#### [Task goal]
Extract all lines from the data beneath that include the word "text".

#### [Data for this task]
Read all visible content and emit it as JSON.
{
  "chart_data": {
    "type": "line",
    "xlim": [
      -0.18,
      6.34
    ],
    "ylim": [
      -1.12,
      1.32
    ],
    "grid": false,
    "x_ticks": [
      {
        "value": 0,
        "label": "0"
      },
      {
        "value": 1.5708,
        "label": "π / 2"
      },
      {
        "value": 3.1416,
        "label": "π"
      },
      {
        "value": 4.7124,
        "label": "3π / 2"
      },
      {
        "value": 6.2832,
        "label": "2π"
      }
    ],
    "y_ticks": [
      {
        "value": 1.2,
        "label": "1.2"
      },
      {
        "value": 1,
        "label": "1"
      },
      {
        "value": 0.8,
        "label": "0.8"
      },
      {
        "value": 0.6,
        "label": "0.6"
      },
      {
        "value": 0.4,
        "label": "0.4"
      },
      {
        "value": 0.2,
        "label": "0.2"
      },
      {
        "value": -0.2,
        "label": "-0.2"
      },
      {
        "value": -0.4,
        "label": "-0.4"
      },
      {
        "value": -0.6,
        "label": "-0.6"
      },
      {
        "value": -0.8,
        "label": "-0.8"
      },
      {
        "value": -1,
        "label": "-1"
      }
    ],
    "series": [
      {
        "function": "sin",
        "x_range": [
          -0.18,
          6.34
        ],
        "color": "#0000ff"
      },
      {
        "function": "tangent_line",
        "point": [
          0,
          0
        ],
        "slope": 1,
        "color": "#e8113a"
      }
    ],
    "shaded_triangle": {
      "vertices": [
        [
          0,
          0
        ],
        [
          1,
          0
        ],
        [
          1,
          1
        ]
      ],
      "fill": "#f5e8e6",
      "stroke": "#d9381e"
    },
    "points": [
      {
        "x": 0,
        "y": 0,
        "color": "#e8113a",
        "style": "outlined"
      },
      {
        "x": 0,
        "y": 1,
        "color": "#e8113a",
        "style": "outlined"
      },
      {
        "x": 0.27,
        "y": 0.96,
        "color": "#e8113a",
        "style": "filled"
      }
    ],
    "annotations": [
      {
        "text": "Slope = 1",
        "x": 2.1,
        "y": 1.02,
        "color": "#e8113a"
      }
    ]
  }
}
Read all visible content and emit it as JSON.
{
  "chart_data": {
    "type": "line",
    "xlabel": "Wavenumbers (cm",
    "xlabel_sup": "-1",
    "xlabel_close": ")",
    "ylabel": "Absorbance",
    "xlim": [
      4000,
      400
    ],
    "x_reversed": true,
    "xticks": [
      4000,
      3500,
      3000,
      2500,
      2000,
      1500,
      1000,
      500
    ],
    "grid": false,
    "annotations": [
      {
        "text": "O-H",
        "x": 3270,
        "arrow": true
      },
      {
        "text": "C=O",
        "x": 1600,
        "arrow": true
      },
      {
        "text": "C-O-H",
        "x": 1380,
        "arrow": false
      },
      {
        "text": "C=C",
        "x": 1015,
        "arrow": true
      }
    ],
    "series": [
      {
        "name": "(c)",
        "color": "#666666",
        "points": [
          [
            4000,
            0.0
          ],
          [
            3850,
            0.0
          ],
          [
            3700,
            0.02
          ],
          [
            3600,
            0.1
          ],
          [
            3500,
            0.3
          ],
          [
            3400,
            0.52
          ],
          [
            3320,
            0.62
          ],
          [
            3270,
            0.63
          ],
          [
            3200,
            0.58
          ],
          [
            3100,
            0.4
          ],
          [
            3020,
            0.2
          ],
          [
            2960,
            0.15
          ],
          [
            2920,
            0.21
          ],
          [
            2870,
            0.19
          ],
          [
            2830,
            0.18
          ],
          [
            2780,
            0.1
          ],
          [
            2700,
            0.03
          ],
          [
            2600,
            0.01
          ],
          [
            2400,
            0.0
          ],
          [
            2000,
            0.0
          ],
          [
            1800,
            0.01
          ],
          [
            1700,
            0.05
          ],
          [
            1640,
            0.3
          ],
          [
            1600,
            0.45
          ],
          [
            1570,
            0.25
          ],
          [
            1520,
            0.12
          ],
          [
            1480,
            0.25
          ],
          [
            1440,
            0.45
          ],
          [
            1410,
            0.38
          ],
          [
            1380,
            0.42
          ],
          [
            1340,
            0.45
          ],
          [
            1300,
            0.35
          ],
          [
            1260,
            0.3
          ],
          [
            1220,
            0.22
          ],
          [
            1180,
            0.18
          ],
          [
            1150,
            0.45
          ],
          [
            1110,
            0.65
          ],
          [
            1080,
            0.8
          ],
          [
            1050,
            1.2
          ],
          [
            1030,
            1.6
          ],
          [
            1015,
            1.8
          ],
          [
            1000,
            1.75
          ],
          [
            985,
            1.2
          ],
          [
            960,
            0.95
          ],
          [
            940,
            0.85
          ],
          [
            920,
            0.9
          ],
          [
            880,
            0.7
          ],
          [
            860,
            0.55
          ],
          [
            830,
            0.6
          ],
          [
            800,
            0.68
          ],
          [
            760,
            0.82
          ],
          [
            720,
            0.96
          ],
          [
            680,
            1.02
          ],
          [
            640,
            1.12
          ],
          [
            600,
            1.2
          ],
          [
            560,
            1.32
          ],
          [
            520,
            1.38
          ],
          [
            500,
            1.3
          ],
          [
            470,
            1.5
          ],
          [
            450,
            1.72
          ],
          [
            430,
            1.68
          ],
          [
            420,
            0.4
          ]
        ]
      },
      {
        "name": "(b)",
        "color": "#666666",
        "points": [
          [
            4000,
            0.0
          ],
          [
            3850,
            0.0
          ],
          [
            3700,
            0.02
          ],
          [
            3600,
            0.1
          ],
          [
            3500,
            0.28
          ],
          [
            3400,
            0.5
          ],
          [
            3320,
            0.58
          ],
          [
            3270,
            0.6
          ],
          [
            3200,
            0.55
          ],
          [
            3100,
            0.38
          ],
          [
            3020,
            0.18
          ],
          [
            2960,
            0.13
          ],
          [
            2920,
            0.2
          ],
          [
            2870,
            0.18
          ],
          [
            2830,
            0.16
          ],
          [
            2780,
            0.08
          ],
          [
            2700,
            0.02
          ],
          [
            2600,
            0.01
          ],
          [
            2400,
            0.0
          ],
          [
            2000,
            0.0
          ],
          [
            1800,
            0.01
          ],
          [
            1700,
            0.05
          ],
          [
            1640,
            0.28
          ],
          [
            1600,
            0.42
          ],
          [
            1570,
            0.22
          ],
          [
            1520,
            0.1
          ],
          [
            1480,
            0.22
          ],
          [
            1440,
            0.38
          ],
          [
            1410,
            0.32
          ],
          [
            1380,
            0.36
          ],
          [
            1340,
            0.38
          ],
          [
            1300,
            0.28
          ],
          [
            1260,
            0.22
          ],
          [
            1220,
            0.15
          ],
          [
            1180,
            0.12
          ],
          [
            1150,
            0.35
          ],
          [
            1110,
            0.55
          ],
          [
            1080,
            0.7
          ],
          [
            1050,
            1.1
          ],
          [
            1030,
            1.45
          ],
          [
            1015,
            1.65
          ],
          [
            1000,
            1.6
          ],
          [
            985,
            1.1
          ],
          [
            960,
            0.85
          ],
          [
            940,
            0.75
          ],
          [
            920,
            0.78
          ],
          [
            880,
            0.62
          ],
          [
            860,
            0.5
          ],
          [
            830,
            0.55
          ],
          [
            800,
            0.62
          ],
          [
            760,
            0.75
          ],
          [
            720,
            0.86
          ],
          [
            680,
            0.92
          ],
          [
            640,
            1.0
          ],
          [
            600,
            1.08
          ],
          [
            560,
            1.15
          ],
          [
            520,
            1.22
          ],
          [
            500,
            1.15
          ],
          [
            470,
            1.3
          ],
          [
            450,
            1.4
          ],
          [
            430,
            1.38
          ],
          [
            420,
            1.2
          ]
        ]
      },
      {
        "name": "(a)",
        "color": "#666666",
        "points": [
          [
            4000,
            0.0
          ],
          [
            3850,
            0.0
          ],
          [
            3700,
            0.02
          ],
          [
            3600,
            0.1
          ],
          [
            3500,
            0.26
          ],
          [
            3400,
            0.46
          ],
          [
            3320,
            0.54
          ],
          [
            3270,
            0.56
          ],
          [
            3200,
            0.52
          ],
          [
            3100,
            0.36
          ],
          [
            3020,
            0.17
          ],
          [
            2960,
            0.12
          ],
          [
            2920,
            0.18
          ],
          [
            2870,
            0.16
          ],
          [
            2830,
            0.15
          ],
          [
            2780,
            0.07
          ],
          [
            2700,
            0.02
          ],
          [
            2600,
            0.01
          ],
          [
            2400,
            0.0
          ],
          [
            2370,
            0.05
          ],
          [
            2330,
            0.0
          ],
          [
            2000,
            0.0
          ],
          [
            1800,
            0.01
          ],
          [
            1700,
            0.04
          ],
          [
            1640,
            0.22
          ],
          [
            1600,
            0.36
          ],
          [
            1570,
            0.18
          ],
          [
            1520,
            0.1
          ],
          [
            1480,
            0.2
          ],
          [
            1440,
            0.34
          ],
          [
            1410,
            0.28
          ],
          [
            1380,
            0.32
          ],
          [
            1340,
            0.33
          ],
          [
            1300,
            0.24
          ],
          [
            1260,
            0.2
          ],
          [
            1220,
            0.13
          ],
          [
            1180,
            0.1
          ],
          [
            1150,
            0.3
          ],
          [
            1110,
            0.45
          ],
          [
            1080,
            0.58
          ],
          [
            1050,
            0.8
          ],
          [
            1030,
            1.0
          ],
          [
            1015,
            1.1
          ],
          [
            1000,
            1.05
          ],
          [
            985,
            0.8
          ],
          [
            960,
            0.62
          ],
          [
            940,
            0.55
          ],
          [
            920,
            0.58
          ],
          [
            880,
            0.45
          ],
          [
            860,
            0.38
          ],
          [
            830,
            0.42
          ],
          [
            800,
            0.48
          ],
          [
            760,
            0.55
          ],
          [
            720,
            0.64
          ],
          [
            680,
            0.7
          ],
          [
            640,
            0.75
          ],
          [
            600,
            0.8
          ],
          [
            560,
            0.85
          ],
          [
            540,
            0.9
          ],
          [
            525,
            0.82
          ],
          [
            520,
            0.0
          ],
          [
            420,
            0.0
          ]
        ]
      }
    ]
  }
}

#### [Completed task]
        "text": "Slope = 1",
        "text": "O-H",
        "text": "C=O",
        "text": "C-O-H",
        "text": "C=C",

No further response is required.